■ STATED EXERCISE ■
Copy out the data below as written; omit any images.

■ ENTRIES ■
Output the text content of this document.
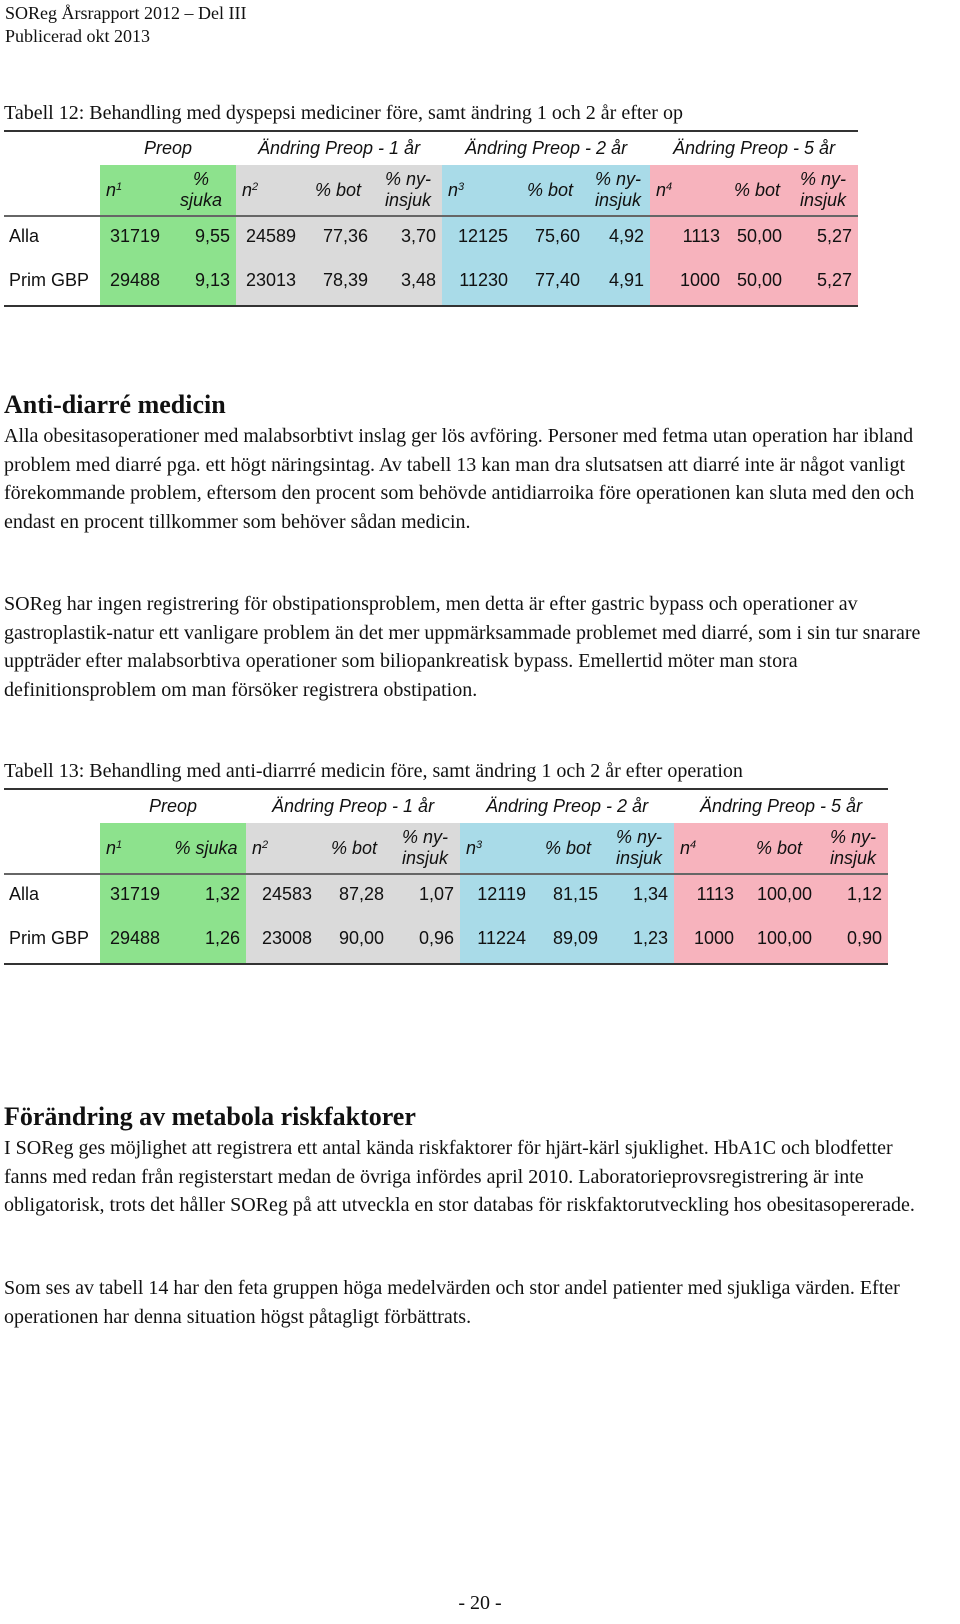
SOReg Årsrapport 2012 – Del III
Publicerad okt 2013
Tabell 12: Behandling med dyspepsi mediciner före, samt ändring 1 och 2 år efter op
	Preop		Ändring Preop - 1 år			Ändring Preop - 2 år			Ändring Preop - 5 år		
	$n^1$	% sjuka	$n^2$	% bot	% ny-insjuk	$n^3$	% bot	% ny-insjuk	$n^4$	% bot	% ny-insjuk
Alla	31719	9,55	24589	77,36	3,70	12125	75,60	4,92	1113	50,00	5,27
Prim GBP	29488	9,13	23013	78,39	3,48	11230	77,40	4,91	1000	50,00	5,27
Anti-diarré medicin

Alla obesitasoperationer med malabsorbtivt inslag ger lös avföring. Personer med fetma utan operation har ibland problem med diarré pga. ett högt näringsintag. Av tabell 13 kan man dra slutsatsen att diarré inte är något vanligt förekommande problem, eftersom den procent som behövde antidiarroika före operationen kan sluta med den och endast en procent tillkommer som behöver sådan medicin.

SOReg har ingen registrering för obstipationsproblem, men detta är efter gastric bypass och operationer av gastroplastik-natur ett vanligare problem än det mer uppmärksammade problemet med diarré, som i sin tur snarare uppträder efter malabsorbtiva operationer som biliopankreatisk bypass. Emellertid möter man stora definitionsproblem om man försöker registrera obstipation.

Tabell 13: Behandling med anti-diarrré medicin före, samt ändring 1 och 2 år efter operation
	Preop		Ändring Preop - 1 år			Ändring Preop - 2 år			Ändring Preop - 5 år		
	$n^1$	% sjuka	$n^2$	% bot	% ny-insjuk	$n^3$	% bot	% ny-insjuk	$n^4$	% bot	% ny-insjuk
Alla	31719	1,32	24583	87,28	1,07	12119	81,15	1,34	1113	100,00	1,12
Prim GBP	29488	1,26	23008	90,00	0,96	11224	89,09	1,23	1000	100,00	0,90
Förändring av metabola riskfaktorer

I SOReg ges möjlighet att registrera ett antal kända riskfaktorer för hjärt-kärl sjuklighet. HbA1C och blodfetter fanns med redan från registerstart medan de övriga infördes april 2010. Laboratorieprovsregistrering är inte obligatorisk, trots det håller SOReg på att utveckla en stor databas för riskfaktorutveckling hos obesitasopererade.

Som ses av tabell 14 har den feta gruppen höga medelvärden och stor andel patienter med sjukliga värden. Efter operationen har denna situation högst påtagligt förbättrats.

- 20 -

■ FINAL RESULT ■
Output the text content of this document.
SOReg Årsrapport 2012 – Del III
Publicerad okt 2013
Tabell 12: Behandling med dyspepsi mediciner före, samt ändring 1 och 2 år efter op
	Preop		Ändring Preop - 1 år			Ändring Preop - 2 år			Ändring Preop - 5 år		
	$n^1$	% sjuka	$n^2$	% bot	% ny-insjuk	$n^3$	% bot	% ny-insjuk	$n^4$	% bot	% ny-insjuk
Alla	31719	9,55	24589	77,36	3,70	12125	75,60	4,92	1113	50,00	5,27
Prim GBP	29488	9,13	23013	78,39	3,48	11230	77,40	4,91	1000	50,00	5,27
Anti-diarré medicin

Alla obesitasoperationer med malabsorbtivt inslag ger lös avföring. Personer med fetma utan operation har ibland problem med diarré pga. ett högt näringsintag. Av tabell 13 kan man dra slutsatsen att diarré inte är något vanligt förekommande problem, eftersom den procent som behövde antidiarroika före operationen kan sluta med den och endast en procent tillkommer som behöver sådan medicin.

SOReg har ingen registrering för obstipationsproblem, men detta är efter gastric bypass och operationer av gastroplastik-natur ett vanligare problem än det mer uppmärksammade problemet med diarré, som i sin tur snarare uppträder efter malabsorbtiva operationer som biliopankreatisk bypass. Emellertid möter man stora definitionsproblem om man försöker registrera obstipation.

Tabell 13: Behandling med anti-diarrré medicin före, samt ändring 1 och 2 år efter operation
	Preop		Ändring Preop - 1 år			Ändring Preop - 2 år			Ändring Preop - 5 år		
	$n^1$	% sjuka	$n^2$	% bot	% ny-insjuk	$n^3$	% bot	% ny-insjuk	$n^4$	% bot	% ny-insjuk
Alla	31719	1,32	24583	87,28	1,07	12119	81,15	1,34	1113	100,00	1,12
Prim GBP	29488	1,26	23008	90,00	0,96	11224	89,09	1,23	1000	100,00	0,90
Förändring av metabola riskfaktorer

I SOReg ges möjlighet att registrera ett antal kända riskfaktorer för hjärt-kärl sjuklighet. HbA1C och blodfetter fanns med redan från registerstart medan de övriga infördes april 2010. Laboratorieprovsregistrering är inte obligatorisk, trots det håller SOReg på att utveckla en stor databas för riskfaktorutveckling hos obesitasopererade.

Som ses av tabell 14 har den feta gruppen höga medelvärden och stor andel patienter med sjukliga värden. Efter operationen har denna situation högst påtagligt förbättrats.

- 20 -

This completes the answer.